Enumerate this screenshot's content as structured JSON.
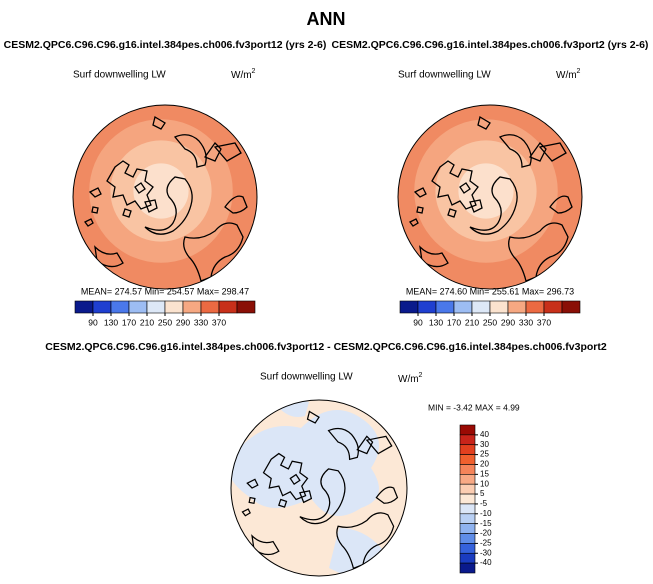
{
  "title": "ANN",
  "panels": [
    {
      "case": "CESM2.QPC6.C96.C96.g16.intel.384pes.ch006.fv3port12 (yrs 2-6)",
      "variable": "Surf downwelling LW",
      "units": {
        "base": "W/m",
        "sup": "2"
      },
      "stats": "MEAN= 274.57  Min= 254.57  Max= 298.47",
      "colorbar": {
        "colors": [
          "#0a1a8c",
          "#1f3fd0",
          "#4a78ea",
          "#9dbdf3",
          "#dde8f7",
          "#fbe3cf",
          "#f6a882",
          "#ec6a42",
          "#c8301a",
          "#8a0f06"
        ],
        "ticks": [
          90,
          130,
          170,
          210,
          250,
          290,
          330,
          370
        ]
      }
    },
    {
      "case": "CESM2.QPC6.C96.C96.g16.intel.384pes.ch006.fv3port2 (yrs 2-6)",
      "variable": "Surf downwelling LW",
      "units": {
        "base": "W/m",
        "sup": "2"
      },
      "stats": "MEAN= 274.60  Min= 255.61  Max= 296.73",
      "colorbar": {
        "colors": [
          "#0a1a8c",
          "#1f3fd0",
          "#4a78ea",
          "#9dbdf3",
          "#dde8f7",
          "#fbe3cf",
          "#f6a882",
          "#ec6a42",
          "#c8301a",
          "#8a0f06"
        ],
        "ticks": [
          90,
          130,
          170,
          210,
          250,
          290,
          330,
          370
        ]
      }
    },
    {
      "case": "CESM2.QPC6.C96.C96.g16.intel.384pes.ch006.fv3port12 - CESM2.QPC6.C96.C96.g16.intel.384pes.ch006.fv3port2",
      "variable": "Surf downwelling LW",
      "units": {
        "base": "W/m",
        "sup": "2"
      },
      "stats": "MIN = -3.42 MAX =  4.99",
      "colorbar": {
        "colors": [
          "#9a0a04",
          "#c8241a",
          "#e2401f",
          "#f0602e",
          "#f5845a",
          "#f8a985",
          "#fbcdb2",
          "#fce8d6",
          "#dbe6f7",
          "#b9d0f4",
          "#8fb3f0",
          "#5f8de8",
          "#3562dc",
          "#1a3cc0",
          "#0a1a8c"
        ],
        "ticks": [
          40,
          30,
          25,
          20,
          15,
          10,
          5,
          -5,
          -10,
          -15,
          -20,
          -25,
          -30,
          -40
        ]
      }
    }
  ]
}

__________

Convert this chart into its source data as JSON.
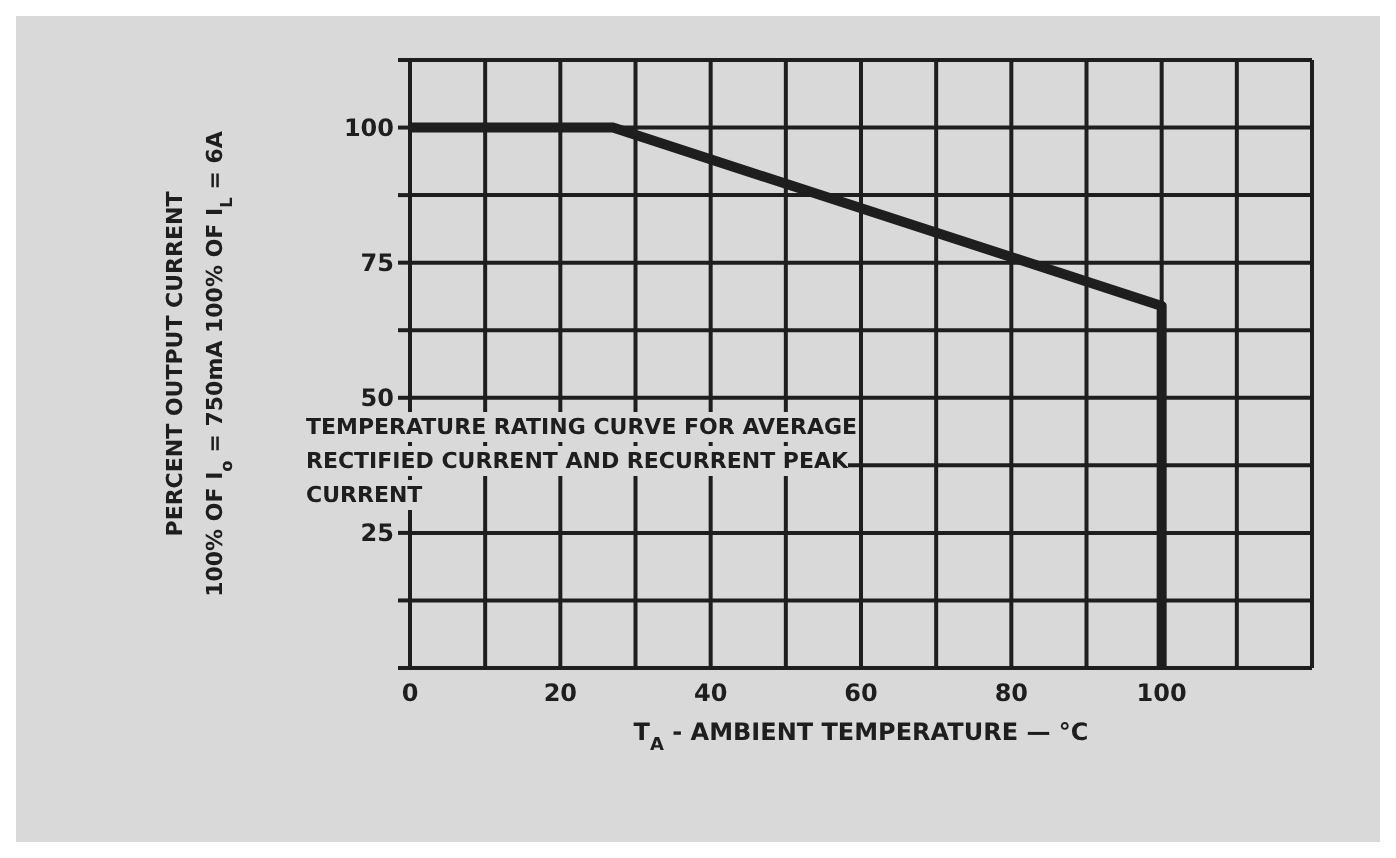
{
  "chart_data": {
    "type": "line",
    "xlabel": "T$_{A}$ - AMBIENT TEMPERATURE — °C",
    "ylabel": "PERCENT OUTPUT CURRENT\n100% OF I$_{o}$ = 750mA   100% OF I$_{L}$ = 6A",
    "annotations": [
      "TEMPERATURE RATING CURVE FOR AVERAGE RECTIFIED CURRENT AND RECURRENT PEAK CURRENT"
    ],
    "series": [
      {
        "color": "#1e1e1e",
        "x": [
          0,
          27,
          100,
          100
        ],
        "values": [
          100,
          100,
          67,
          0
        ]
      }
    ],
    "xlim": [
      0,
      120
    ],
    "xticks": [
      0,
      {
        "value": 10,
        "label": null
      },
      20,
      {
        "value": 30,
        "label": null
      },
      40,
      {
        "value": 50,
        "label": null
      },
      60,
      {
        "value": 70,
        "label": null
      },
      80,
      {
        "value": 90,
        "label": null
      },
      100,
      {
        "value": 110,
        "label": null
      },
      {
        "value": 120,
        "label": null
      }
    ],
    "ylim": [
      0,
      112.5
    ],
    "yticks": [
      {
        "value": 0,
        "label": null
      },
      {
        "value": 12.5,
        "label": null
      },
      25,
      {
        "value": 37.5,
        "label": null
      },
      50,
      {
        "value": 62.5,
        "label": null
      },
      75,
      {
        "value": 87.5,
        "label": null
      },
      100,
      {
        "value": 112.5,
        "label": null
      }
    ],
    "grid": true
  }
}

__________

## Exercise description:
Extract every line above containing the word "JSON".

## Task solution:
Enumerate this screenshot's content as structured JSON.
Convert this chart into its source data as JSON.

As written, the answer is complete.